Dataset rows about figures

— Begin —

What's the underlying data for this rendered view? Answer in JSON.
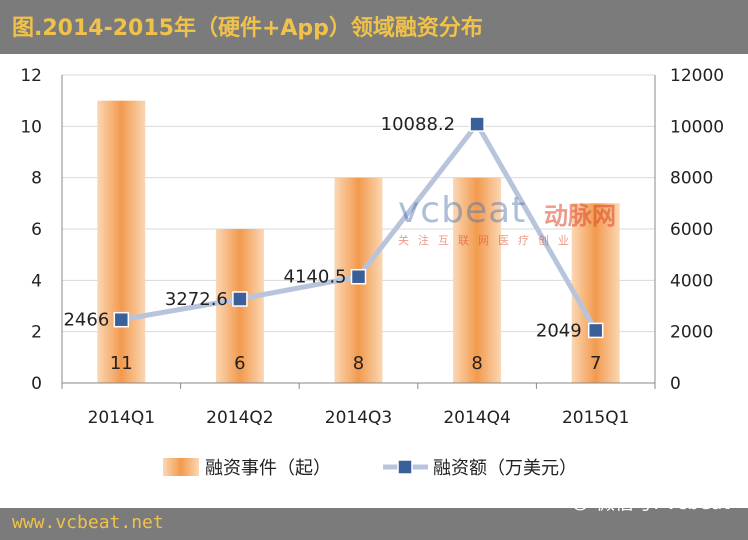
{
  "title": "图.2014-2015年（硬件+App）领域融资分布",
  "footer": {
    "website": "www.vcbeat.net",
    "wechat": "微信号: vcbeat"
  },
  "watermark": {
    "brand_en": "vcbeat",
    "brand_cn": "动脉网",
    "tagline": "关注互联网医疗创业"
  },
  "chart_data": {
    "type": "bar",
    "categories": [
      "2014Q1",
      "2014Q2",
      "2014Q3",
      "2014Q4",
      "2015Q1"
    ],
    "series": [
      {
        "name": "融资事件（起）",
        "type": "bar",
        "axis": "left",
        "values": [
          11,
          6,
          8,
          8,
          7
        ],
        "labels": [
          "11",
          "6",
          "8",
          "8",
          "7"
        ],
        "color": "#f2a25c"
      },
      {
        "name": "融资额（万美元）",
        "type": "line",
        "axis": "right",
        "values": [
          2466,
          3272.6,
          4140.5,
          10088.2,
          2049
        ],
        "labels": [
          "2466",
          "3272.6",
          "4140.5",
          "10088.2",
          "2049"
        ],
        "color": "#3a5f99",
        "line_color": "#b8c4dc"
      }
    ],
    "y_left": {
      "range": [
        0,
        12
      ],
      "ticks": [
        "0",
        "2",
        "4",
        "6",
        "8",
        "10",
        "12"
      ]
    },
    "y_right": {
      "range": [
        0,
        12000
      ],
      "ticks": [
        "0",
        "2000",
        "4000",
        "6000",
        "8000",
        "10000",
        "12000"
      ]
    },
    "grid": true,
    "legend_position": "bottom"
  }
}
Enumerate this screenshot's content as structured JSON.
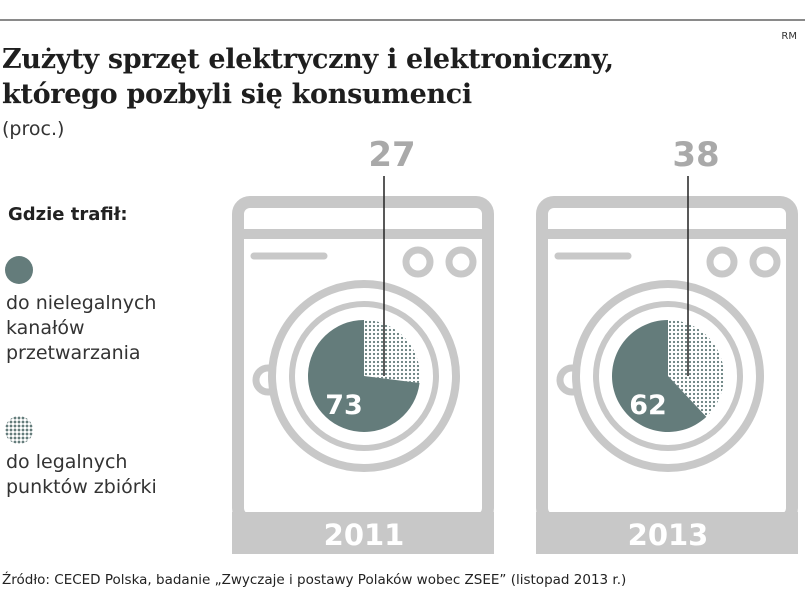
{
  "header": {
    "title_line1": "Zużyty sprzęt elektryczny i elektroniczny,",
    "title_line2": "którego pozbyli się konsumenci",
    "unit": "(proc.)",
    "credit": "RM"
  },
  "legend": {
    "title": "Gdzie trafił:",
    "items": [
      {
        "label": "do nielegalnych kanałów przetwarzania",
        "style": "solid"
      },
      {
        "label": "do legalnych punktów zbiórki",
        "style": "dotted"
      }
    ]
  },
  "chart_data": {
    "type": "pie",
    "unit": "proc.",
    "categories": [
      "do nielegalnych kanałów przetwarzania",
      "do legalnych punktów zbiórki"
    ],
    "colors": {
      "illegal": "#647c7b",
      "legal_dots": "#647c7b",
      "machine": "#c8c8c8",
      "base_text": "#ffffff",
      "label": "#a9a9a9"
    },
    "series": [
      {
        "name": "2011",
        "values": [
          73,
          27
        ]
      },
      {
        "name": "2013",
        "values": [
          62,
          38
        ]
      }
    ]
  },
  "footer": {
    "source": "Źródło: CECED Polska, badanie „Zwyczaje i postawy Polaków wobec ZSEE” (listopad 2013 r.)"
  }
}
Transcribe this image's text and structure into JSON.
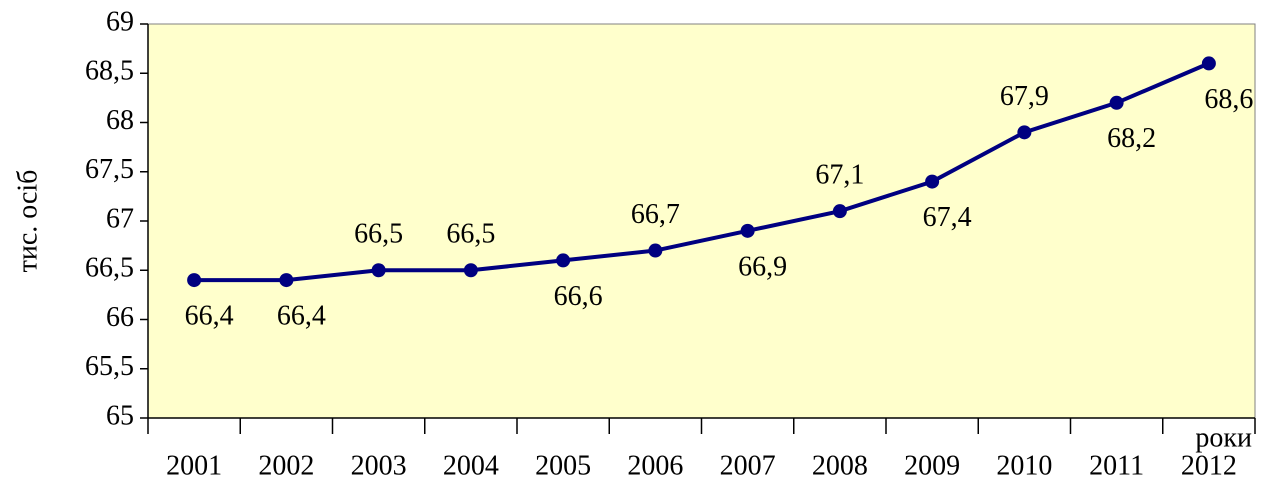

— End —

▶ REQUEST
Quote the data above in full, leaving out the pictures it holds.

▶ RESPONSE
What's the underlying data for this rendered view? Answer in JSON.
{
  "title": "图.2014-2015年（硬件+App）领域融资分布",
  "footer": {
    "website": "www.vcbeat.net",
    "wechat": "微信号: vcbeat"
  },
  "watermark": {
    "brand_en": "vcbeat",
    "brand_cn": "动脉网",
    "tagline": "关注互联网医疗创业"
  },
  "chart_data": {
    "type": "bar",
    "categories": [
      "2014Q1",
      "2014Q2",
      "2014Q3",
      "2014Q4",
      "2015Q1"
    ],
    "series": [
      {
        "name": "融资事件（起）",
        "type": "bar",
        "axis": "left",
        "values": [
          11,
          6,
          8,
          8,
          7
        ],
        "labels": [
          "11",
          "6",
          "8",
          "8",
          "7"
        ],
        "color": "#f2a25c"
      },
      {
        "name": "融资额（万美元）",
        "type": "line",
        "axis": "right",
        "values": [
          2466,
          3272.6,
          4140.5,
          10088.2,
          2049
        ],
        "labels": [
          "2466",
          "3272.6",
          "4140.5",
          "10088.2",
          "2049"
        ],
        "color": "#3a5f99",
        "line_color": "#b8c4dc"
      }
    ],
    "y_left": {
      "range": [
        0,
        12
      ],
      "ticks": [
        "0",
        "2",
        "4",
        "6",
        "8",
        "10",
        "12"
      ]
    },
    "y_right": {
      "range": [
        0,
        12000
      ],
      "ticks": [
        "0",
        "2000",
        "4000",
        "6000",
        "8000",
        "10000",
        "12000"
      ]
    },
    "grid": true,
    "legend_position": "bottom"
  }
}
Enumerate this screenshot's content as structured JSON.
{
  "header": {
    "title_line1": "Zużyty sprzęt elektryczny i elektroniczny,",
    "title_line2": "którego pozbyli się konsumenci",
    "unit": "(proc.)",
    "credit": "RM"
  },
  "legend": {
    "title": "Gdzie trafił:",
    "items": [
      {
        "label": "do nielegalnych kanałów przetwarzania",
        "style": "solid"
      },
      {
        "label": "do legalnych punktów zbiórki",
        "style": "dotted"
      }
    ]
  },
  "chart_data": {
    "type": "pie",
    "unit": "proc.",
    "categories": [
      "do nielegalnych kanałów przetwarzania",
      "do legalnych punktów zbiórki"
    ],
    "colors": {
      "illegal": "#647c7b",
      "legal_dots": "#647c7b",
      "machine": "#c8c8c8",
      "base_text": "#ffffff",
      "label": "#a9a9a9"
    },
    "series": [
      {
        "name": "2011",
        "values": [
          73,
          27
        ]
      },
      {
        "name": "2013",
        "values": [
          62,
          38
        ]
      }
    ]
  },
  "footer": {
    "source": "Źródło: CECED Polska, badanie „Zwyczaje i postawy Polaków wobec ZSEE” (listopad 2013 r.)"
  }
}
Transcribe this image's text and structure into JSON.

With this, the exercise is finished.